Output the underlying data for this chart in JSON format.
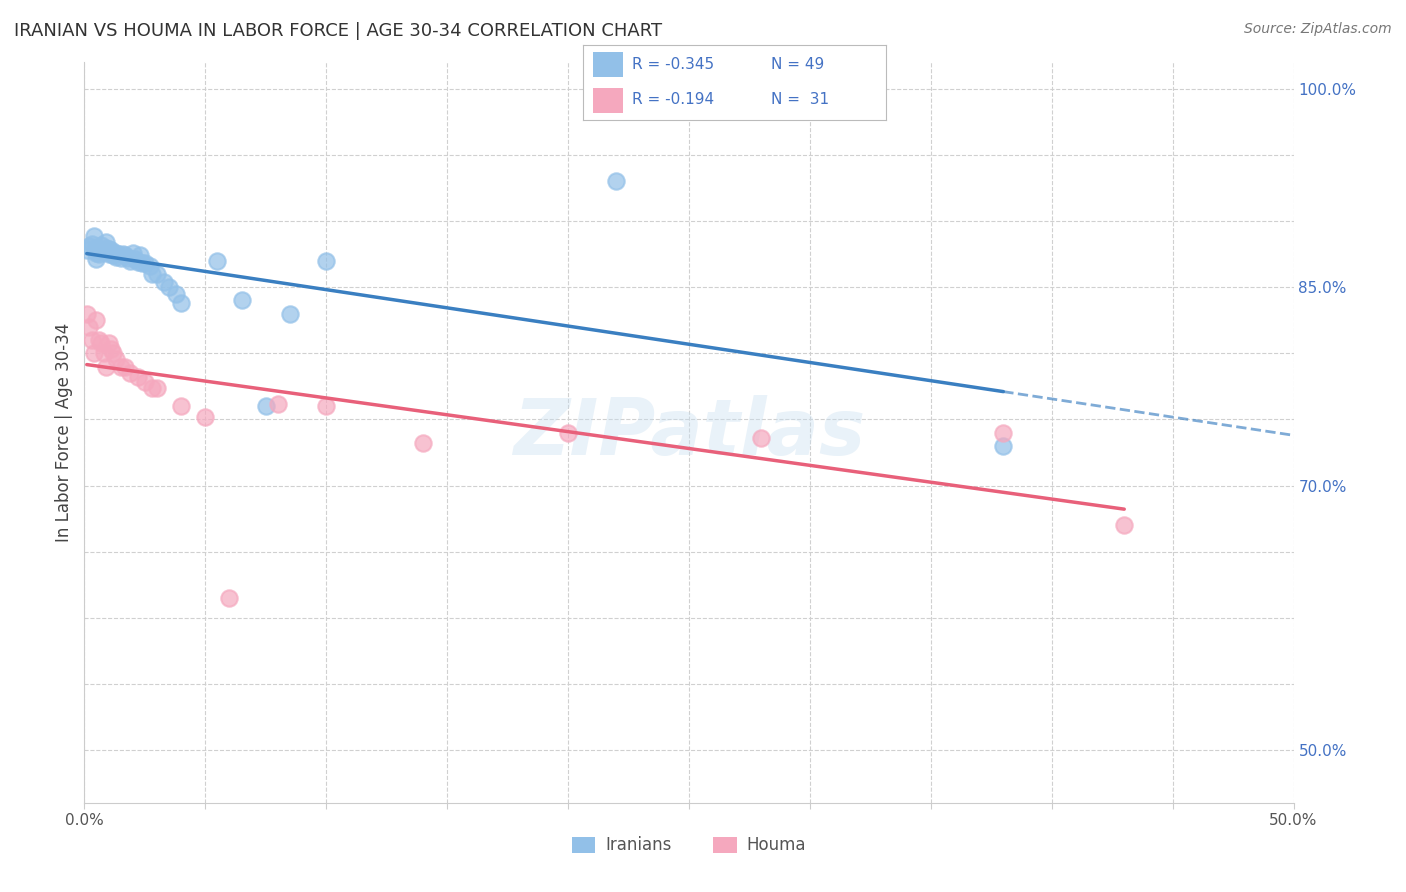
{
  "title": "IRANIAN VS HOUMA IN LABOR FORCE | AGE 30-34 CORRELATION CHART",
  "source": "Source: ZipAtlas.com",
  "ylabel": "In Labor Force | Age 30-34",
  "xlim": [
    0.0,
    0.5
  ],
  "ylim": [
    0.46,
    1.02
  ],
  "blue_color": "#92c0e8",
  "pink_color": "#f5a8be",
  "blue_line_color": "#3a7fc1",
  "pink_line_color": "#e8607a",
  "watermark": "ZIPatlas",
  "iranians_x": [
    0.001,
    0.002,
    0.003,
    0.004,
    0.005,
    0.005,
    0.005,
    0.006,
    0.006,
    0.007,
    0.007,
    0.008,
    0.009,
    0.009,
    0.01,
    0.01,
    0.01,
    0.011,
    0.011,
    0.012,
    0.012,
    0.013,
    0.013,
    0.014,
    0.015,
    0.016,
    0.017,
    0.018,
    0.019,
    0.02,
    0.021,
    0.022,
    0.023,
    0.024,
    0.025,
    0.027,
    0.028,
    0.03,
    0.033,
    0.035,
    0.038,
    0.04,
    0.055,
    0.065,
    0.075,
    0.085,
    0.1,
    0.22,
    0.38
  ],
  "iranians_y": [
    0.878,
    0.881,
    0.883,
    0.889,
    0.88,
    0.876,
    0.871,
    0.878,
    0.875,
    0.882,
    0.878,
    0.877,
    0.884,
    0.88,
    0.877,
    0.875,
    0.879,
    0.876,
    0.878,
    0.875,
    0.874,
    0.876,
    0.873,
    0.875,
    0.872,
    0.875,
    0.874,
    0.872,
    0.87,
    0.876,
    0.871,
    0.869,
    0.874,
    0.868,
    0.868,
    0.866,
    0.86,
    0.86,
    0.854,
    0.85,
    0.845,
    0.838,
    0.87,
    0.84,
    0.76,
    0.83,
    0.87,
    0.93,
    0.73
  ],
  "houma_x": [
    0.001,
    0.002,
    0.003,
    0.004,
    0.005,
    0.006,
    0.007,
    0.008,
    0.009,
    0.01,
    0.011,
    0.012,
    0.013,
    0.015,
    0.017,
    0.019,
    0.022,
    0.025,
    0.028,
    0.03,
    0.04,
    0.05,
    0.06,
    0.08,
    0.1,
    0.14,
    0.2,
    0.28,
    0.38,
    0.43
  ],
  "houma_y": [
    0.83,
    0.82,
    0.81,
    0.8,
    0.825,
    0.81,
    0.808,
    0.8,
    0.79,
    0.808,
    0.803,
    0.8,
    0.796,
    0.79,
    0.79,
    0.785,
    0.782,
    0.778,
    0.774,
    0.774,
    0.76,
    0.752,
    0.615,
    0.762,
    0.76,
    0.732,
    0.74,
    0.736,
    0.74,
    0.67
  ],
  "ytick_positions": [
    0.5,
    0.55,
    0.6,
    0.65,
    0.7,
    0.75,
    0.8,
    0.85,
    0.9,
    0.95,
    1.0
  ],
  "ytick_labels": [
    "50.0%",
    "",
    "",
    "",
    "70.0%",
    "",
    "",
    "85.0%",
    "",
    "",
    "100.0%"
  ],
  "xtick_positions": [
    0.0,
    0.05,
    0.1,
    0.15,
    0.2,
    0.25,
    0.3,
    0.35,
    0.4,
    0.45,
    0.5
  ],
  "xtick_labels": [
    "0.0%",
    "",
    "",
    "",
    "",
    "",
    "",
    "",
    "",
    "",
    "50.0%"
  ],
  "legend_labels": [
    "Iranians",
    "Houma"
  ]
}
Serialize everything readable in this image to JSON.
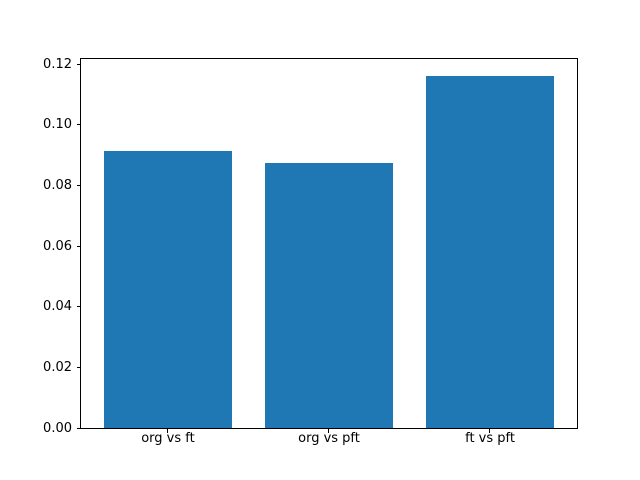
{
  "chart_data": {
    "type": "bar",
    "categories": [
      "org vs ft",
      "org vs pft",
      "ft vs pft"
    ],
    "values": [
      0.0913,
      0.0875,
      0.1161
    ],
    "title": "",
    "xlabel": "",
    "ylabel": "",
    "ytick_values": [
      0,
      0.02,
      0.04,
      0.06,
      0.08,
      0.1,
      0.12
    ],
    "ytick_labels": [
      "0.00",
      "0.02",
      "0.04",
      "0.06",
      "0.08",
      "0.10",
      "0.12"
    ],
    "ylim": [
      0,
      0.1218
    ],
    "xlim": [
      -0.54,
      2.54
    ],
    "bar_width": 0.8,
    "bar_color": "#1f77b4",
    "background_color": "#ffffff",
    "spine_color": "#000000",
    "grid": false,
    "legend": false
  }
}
- - -
**EXERCISE AIM**
Repeat the listing verbatim. Skip the pictures.

**FULL OUTPUT**
Output the underlying data for this chart in JSON format.
{
  "title": "IRANIAN VS HOUMA IN LABOR FORCE | AGE 30-34 CORRELATION CHART",
  "source": "Source: ZipAtlas.com",
  "ylabel": "In Labor Force | Age 30-34",
  "xlim": [
    0.0,
    0.5
  ],
  "ylim": [
    0.46,
    1.02
  ],
  "blue_color": "#92c0e8",
  "pink_color": "#f5a8be",
  "blue_line_color": "#3a7fc1",
  "pink_line_color": "#e8607a",
  "watermark": "ZIPatlas",
  "iranians_x": [
    0.001,
    0.002,
    0.003,
    0.004,
    0.005,
    0.005,
    0.005,
    0.006,
    0.006,
    0.007,
    0.007,
    0.008,
    0.009,
    0.009,
    0.01,
    0.01,
    0.01,
    0.011,
    0.011,
    0.012,
    0.012,
    0.013,
    0.013,
    0.014,
    0.015,
    0.016,
    0.017,
    0.018,
    0.019,
    0.02,
    0.021,
    0.022,
    0.023,
    0.024,
    0.025,
    0.027,
    0.028,
    0.03,
    0.033,
    0.035,
    0.038,
    0.04,
    0.055,
    0.065,
    0.075,
    0.085,
    0.1,
    0.22,
    0.38
  ],
  "iranians_y": [
    0.878,
    0.881,
    0.883,
    0.889,
    0.88,
    0.876,
    0.871,
    0.878,
    0.875,
    0.882,
    0.878,
    0.877,
    0.884,
    0.88,
    0.877,
    0.875,
    0.879,
    0.876,
    0.878,
    0.875,
    0.874,
    0.876,
    0.873,
    0.875,
    0.872,
    0.875,
    0.874,
    0.872,
    0.87,
    0.876,
    0.871,
    0.869,
    0.874,
    0.868,
    0.868,
    0.866,
    0.86,
    0.86,
    0.854,
    0.85,
    0.845,
    0.838,
    0.87,
    0.84,
    0.76,
    0.83,
    0.87,
    0.93,
    0.73
  ],
  "houma_x": [
    0.001,
    0.002,
    0.003,
    0.004,
    0.005,
    0.006,
    0.007,
    0.008,
    0.009,
    0.01,
    0.011,
    0.012,
    0.013,
    0.015,
    0.017,
    0.019,
    0.022,
    0.025,
    0.028,
    0.03,
    0.04,
    0.05,
    0.06,
    0.08,
    0.1,
    0.14,
    0.2,
    0.28,
    0.38,
    0.43
  ],
  "houma_y": [
    0.83,
    0.82,
    0.81,
    0.8,
    0.825,
    0.81,
    0.808,
    0.8,
    0.79,
    0.808,
    0.803,
    0.8,
    0.796,
    0.79,
    0.79,
    0.785,
    0.782,
    0.778,
    0.774,
    0.774,
    0.76,
    0.752,
    0.615,
    0.762,
    0.76,
    0.732,
    0.74,
    0.736,
    0.74,
    0.67
  ],
  "ytick_positions": [
    0.5,
    0.55,
    0.6,
    0.65,
    0.7,
    0.75,
    0.8,
    0.85,
    0.9,
    0.95,
    1.0
  ],
  "ytick_labels": [
    "50.0%",
    "",
    "",
    "",
    "70.0%",
    "",
    "",
    "85.0%",
    "",
    "",
    "100.0%"
  ],
  "xtick_positions": [
    0.0,
    0.05,
    0.1,
    0.15,
    0.2,
    0.25,
    0.3,
    0.35,
    0.4,
    0.45,
    0.5
  ],
  "xtick_labels": [
    "0.0%",
    "",
    "",
    "",
    "",
    "",
    "",
    "",
    "",
    "",
    "50.0%"
  ],
  "legend_labels": [
    "Iranians",
    "Houma"
  ]
}
Serialize everything readable in this image to JSON.
{
  "chart_data": {
    "type": "bar",
    "categories": [
      "org vs ft",
      "org vs pft",
      "ft vs pft"
    ],
    "values": [
      0.0913,
      0.0875,
      0.1161
    ],
    "title": "",
    "xlabel": "",
    "ylabel": "",
    "ytick_values": [
      0,
      0.02,
      0.04,
      0.06,
      0.08,
      0.1,
      0.12
    ],
    "ytick_labels": [
      "0.00",
      "0.02",
      "0.04",
      "0.06",
      "0.08",
      "0.10",
      "0.12"
    ],
    "ylim": [
      0,
      0.1218
    ],
    "xlim": [
      -0.54,
      2.54
    ],
    "bar_width": 0.8,
    "bar_color": "#1f77b4",
    "background_color": "#ffffff",
    "spine_color": "#000000",
    "grid": false,
    "legend": false
  }
}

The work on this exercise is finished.